--- BEGIN Exercise inputs ---

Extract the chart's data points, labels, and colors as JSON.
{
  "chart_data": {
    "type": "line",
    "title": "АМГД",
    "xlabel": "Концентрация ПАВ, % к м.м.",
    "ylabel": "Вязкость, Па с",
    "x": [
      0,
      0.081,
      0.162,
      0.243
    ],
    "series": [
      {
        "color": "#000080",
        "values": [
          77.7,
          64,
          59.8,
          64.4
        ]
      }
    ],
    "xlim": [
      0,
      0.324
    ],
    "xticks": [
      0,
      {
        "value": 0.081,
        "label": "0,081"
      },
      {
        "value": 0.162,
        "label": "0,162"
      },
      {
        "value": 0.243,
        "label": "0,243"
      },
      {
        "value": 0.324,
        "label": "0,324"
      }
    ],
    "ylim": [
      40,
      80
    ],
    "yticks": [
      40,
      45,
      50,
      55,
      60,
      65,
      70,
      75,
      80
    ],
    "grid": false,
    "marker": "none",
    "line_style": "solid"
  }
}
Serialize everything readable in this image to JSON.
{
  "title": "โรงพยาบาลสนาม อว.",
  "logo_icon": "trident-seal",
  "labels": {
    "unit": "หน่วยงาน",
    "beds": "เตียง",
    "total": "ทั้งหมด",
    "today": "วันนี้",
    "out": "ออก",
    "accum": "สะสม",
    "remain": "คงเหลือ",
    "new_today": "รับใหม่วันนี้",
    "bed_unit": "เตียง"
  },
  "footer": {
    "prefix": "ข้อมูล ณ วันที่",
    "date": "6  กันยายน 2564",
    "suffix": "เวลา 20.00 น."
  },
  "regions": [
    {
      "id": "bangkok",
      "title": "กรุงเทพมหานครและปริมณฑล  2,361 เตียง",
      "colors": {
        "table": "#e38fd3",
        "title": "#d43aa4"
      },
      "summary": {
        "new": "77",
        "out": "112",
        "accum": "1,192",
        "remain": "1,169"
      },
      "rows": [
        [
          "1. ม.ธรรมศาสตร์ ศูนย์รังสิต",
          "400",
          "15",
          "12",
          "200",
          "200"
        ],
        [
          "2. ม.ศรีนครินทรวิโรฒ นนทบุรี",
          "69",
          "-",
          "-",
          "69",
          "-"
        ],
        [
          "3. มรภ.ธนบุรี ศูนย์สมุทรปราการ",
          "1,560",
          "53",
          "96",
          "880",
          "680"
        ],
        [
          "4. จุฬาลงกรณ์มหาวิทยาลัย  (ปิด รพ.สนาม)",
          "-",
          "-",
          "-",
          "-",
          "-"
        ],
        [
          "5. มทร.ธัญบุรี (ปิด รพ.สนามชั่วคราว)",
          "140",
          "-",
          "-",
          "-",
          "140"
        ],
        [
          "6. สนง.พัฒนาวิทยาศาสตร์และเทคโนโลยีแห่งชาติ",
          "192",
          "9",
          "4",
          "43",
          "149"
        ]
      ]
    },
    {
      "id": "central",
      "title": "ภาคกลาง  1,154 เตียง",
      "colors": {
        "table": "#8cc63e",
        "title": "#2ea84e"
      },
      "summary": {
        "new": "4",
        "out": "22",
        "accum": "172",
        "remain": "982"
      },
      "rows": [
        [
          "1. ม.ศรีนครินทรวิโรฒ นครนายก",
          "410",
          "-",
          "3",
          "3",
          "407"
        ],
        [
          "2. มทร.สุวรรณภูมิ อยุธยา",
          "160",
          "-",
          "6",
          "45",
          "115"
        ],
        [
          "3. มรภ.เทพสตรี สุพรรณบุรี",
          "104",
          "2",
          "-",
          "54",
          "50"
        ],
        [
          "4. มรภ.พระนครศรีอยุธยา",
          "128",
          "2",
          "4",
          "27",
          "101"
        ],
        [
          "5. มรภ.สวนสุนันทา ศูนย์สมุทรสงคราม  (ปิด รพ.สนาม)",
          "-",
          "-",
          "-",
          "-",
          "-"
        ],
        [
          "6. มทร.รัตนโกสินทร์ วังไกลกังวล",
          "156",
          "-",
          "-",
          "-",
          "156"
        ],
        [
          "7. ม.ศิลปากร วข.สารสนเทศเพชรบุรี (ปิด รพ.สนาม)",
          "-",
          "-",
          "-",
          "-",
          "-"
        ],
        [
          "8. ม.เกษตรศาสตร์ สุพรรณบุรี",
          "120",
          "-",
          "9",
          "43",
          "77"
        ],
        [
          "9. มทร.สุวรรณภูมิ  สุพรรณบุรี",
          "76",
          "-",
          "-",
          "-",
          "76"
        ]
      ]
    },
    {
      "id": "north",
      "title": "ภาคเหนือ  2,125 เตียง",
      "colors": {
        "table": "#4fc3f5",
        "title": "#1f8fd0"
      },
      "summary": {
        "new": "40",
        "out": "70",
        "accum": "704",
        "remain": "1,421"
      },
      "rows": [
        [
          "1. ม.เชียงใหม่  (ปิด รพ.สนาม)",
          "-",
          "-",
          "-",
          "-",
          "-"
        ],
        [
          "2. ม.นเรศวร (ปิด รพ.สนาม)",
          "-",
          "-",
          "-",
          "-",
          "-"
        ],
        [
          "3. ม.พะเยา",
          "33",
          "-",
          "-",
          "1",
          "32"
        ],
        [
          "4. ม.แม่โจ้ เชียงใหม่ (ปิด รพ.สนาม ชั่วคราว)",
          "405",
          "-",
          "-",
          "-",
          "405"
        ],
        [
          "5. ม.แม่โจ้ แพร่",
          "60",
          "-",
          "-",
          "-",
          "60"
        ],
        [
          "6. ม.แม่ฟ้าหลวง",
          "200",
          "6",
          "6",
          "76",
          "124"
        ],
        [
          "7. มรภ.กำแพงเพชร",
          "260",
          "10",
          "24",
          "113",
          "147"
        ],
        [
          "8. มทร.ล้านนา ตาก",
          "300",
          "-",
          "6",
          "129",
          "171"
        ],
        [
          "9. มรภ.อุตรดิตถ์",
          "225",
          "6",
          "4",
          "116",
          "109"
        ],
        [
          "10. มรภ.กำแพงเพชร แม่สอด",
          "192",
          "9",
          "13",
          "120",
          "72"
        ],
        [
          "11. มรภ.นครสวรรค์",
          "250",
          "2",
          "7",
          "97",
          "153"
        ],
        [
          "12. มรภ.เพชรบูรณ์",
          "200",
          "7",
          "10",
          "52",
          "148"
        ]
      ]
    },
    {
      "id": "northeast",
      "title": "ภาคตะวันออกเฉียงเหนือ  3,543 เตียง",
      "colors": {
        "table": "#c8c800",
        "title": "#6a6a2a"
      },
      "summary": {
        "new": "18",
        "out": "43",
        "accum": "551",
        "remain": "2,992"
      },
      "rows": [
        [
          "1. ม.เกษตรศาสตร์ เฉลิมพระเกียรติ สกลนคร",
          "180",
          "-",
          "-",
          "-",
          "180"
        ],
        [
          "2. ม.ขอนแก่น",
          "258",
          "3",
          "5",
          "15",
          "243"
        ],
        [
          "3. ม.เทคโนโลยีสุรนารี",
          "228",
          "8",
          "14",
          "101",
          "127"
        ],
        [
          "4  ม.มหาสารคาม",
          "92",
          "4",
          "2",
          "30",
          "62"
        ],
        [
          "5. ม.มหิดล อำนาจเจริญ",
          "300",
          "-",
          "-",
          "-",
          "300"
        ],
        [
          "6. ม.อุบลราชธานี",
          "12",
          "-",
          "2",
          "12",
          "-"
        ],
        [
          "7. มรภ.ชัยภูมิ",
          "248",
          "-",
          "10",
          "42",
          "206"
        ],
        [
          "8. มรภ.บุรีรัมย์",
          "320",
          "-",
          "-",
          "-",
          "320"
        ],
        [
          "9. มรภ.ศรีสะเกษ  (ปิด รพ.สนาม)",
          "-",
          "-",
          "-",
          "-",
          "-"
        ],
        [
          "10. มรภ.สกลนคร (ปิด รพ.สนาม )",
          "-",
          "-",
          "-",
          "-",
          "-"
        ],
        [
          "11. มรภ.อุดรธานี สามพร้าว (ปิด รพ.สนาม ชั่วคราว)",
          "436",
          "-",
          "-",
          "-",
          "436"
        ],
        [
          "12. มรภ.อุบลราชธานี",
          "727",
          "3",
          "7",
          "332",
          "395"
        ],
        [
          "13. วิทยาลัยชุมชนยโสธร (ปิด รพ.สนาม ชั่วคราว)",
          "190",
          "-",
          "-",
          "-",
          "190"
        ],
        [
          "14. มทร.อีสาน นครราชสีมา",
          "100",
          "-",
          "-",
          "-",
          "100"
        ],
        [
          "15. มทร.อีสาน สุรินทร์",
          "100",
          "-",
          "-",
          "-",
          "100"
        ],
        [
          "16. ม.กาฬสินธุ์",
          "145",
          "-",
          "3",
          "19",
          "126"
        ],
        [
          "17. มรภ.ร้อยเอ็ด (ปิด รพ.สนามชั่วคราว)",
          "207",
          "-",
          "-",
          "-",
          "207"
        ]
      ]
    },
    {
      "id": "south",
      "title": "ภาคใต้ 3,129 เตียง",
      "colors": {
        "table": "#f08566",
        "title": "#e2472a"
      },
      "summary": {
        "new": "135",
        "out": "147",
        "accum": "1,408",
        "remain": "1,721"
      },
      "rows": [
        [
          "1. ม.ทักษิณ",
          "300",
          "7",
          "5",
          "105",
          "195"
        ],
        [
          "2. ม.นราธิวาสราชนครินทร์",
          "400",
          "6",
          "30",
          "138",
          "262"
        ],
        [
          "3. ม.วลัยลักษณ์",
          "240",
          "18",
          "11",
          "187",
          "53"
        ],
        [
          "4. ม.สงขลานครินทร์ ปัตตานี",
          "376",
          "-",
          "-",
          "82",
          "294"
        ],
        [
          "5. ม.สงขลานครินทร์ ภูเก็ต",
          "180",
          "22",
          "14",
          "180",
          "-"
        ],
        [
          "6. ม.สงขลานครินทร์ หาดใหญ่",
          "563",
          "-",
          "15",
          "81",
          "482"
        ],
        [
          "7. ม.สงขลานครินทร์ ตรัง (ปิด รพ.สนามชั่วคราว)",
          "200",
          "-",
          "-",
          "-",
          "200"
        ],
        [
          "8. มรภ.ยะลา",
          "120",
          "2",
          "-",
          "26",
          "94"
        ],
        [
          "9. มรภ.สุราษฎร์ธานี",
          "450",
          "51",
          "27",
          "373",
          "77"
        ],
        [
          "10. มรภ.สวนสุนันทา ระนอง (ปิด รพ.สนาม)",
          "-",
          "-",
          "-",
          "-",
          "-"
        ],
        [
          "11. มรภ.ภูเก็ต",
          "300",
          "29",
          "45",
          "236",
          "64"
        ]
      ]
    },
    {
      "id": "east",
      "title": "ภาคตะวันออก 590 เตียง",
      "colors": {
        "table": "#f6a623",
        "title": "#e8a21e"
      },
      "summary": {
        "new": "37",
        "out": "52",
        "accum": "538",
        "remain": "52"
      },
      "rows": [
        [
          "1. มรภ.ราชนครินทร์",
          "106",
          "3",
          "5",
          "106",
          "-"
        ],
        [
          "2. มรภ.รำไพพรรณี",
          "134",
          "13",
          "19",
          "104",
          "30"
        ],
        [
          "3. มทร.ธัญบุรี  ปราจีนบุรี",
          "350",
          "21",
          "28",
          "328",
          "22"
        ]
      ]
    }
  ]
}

--- END Exercise inputs ---

§ Objective
Return only the number of lines in the data above that include the word "เกษตรศาสตร".

§ Reply to the task
2